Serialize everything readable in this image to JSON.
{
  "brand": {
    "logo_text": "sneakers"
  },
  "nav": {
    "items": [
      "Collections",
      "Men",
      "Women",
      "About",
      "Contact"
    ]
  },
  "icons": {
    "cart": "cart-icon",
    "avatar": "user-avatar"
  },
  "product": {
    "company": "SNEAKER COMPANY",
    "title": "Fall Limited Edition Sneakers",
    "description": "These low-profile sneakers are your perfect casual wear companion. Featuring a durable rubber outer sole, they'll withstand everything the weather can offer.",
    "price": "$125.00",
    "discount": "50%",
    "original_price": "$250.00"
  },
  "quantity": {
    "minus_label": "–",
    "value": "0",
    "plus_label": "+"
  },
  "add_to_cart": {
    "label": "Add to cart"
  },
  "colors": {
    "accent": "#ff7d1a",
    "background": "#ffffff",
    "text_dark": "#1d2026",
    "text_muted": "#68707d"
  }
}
============================================================
■ **Given exercise**: Report the number of lines above that contain the word "everything", and only that number.

■ **Result of this exercise**: 2